◆ **Exercise goal**
Go through the data below. Pull out every line that has the word "每题的备选项中".

(Extracted data entries)
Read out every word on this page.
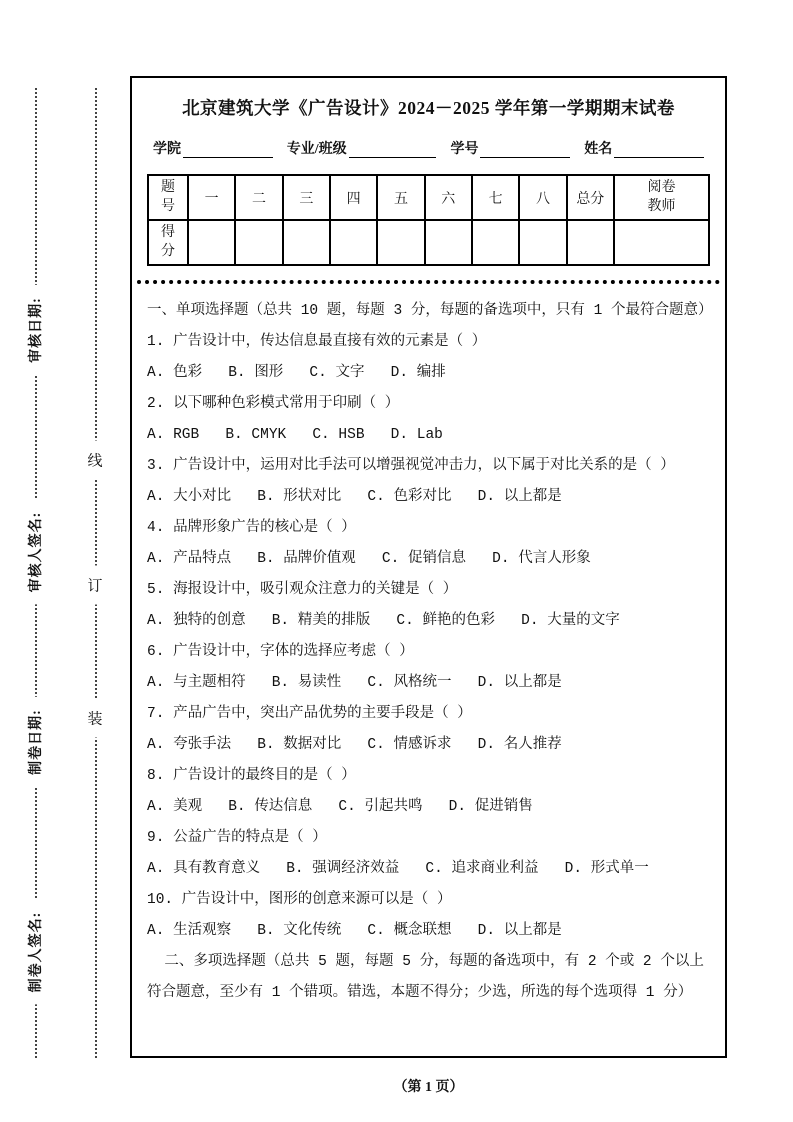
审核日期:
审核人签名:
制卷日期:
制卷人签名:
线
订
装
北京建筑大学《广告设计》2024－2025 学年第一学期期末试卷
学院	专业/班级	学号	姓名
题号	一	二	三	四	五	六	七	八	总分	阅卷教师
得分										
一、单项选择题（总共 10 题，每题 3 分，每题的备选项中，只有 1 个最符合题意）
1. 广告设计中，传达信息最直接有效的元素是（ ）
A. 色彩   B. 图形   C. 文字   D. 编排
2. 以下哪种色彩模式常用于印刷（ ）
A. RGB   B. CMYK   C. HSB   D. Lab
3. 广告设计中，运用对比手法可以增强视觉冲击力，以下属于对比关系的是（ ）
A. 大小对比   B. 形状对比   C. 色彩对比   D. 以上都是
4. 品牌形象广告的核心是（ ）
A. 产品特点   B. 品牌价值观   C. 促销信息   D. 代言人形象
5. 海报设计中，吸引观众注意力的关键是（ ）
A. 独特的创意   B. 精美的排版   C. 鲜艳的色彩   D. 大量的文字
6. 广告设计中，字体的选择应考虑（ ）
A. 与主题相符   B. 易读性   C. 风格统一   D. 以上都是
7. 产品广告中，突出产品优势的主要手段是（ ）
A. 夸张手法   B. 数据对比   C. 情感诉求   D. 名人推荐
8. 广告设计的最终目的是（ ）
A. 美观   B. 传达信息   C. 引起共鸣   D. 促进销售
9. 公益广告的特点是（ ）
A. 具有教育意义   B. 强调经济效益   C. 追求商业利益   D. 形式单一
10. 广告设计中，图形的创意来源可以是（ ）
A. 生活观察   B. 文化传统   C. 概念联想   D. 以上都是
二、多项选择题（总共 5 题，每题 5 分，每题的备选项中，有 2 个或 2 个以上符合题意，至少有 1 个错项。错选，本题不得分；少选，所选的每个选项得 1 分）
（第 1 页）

---

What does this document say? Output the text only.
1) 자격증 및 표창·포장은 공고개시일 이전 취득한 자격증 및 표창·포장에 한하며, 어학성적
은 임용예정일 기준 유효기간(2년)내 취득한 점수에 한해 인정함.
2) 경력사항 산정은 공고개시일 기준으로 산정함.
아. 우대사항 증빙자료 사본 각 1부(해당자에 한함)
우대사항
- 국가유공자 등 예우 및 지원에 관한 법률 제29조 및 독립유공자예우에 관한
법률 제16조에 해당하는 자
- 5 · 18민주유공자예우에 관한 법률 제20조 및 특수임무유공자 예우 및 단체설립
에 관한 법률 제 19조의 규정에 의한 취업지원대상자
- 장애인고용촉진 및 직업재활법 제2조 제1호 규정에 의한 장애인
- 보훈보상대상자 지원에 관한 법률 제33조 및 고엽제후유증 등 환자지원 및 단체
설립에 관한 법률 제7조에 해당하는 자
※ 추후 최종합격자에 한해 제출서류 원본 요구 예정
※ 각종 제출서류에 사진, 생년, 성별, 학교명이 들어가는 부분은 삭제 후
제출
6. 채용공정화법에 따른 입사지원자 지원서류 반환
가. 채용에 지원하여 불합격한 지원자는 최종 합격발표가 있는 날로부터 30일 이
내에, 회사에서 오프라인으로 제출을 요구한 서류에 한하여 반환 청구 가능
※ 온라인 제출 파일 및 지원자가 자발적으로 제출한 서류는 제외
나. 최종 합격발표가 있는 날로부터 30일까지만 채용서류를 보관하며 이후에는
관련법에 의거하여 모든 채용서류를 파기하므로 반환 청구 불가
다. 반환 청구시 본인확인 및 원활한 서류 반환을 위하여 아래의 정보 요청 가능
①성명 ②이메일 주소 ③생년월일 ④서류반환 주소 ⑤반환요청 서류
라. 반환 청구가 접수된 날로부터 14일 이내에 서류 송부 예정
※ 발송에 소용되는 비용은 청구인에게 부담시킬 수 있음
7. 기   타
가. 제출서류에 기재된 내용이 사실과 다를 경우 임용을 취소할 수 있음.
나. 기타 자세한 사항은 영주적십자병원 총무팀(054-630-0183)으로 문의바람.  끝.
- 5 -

◆ **Answer**
一、单项选择题（总共 10 题，每题 3 分，每题的备选项中，只有 1 个最符合题意）
二、多项选择题（总共 5 题，每题 5 分，每题的备选项中，有 2 个或 2 个以上符合题意，至少有 1 个错项。错选，本题不得分；少选，所选的每个选项得 1 分）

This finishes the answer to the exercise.